▶ _Aim of the task_
Copy every line of the data in which the word "JSON" occurs.

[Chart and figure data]
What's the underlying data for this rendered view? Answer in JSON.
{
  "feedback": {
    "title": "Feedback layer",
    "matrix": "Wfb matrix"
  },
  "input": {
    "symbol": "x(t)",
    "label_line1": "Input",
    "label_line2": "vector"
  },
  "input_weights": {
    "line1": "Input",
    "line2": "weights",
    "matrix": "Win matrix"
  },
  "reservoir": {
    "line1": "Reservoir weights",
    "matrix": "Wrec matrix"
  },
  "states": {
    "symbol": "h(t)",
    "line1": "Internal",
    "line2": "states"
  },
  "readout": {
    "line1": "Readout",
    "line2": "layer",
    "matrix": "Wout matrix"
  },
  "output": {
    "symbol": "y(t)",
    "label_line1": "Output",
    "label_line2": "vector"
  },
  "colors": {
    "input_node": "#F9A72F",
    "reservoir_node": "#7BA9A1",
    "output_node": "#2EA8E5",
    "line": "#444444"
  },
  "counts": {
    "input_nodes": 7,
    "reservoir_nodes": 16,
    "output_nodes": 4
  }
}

* * *

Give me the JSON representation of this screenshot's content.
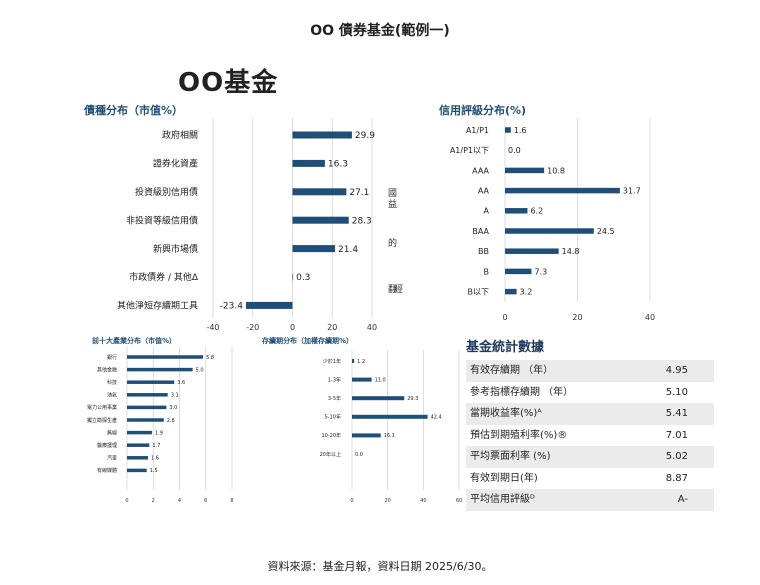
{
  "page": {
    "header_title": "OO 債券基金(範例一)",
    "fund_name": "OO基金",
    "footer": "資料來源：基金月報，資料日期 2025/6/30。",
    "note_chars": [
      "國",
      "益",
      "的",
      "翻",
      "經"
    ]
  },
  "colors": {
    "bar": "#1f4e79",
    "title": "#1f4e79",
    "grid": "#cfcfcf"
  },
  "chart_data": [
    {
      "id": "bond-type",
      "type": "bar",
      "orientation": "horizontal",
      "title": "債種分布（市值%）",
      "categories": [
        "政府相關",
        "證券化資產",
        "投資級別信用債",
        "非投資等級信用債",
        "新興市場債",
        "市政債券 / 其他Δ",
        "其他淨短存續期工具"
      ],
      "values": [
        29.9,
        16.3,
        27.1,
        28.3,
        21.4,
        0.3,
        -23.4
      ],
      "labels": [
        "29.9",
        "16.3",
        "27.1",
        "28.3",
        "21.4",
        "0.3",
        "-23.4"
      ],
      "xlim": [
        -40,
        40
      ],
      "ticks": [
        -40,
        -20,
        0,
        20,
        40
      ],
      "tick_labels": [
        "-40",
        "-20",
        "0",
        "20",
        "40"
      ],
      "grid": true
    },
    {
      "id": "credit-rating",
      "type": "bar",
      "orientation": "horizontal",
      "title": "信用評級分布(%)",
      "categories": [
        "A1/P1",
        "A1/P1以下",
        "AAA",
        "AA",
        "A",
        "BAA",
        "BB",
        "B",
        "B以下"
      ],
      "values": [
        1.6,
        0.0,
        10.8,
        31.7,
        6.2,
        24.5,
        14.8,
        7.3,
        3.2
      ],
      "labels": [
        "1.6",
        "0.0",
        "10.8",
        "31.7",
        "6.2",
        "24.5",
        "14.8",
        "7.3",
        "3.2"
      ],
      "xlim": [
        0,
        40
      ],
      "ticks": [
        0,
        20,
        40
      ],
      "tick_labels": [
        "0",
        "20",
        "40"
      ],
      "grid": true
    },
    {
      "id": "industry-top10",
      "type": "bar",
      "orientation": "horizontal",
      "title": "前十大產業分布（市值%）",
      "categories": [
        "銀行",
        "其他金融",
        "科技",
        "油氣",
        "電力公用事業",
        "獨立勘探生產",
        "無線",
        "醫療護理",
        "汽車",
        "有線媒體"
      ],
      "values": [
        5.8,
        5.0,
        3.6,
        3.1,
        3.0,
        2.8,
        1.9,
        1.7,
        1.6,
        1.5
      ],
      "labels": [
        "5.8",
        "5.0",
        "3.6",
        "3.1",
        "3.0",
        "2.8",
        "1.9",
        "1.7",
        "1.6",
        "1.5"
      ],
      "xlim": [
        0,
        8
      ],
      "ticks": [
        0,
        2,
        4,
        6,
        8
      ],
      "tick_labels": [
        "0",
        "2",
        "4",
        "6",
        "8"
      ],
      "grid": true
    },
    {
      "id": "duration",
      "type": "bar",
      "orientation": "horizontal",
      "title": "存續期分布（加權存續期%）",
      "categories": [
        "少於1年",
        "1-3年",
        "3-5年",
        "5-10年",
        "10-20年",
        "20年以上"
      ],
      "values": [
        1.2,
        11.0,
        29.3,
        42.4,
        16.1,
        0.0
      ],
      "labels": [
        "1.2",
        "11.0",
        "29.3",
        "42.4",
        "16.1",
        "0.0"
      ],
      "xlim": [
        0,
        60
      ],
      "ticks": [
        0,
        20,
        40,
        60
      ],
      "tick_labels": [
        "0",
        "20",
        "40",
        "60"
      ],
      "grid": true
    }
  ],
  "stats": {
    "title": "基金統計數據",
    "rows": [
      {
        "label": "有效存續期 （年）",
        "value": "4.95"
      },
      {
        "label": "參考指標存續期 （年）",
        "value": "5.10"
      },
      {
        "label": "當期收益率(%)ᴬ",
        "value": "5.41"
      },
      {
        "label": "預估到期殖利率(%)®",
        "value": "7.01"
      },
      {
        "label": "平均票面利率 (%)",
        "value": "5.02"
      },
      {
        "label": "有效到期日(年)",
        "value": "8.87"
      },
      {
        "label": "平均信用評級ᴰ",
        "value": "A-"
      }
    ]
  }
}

▶ _Final result_
What's the underlying data for this rendered view? Answer in JSON.
Give me the JSON representation of this screenshot's content.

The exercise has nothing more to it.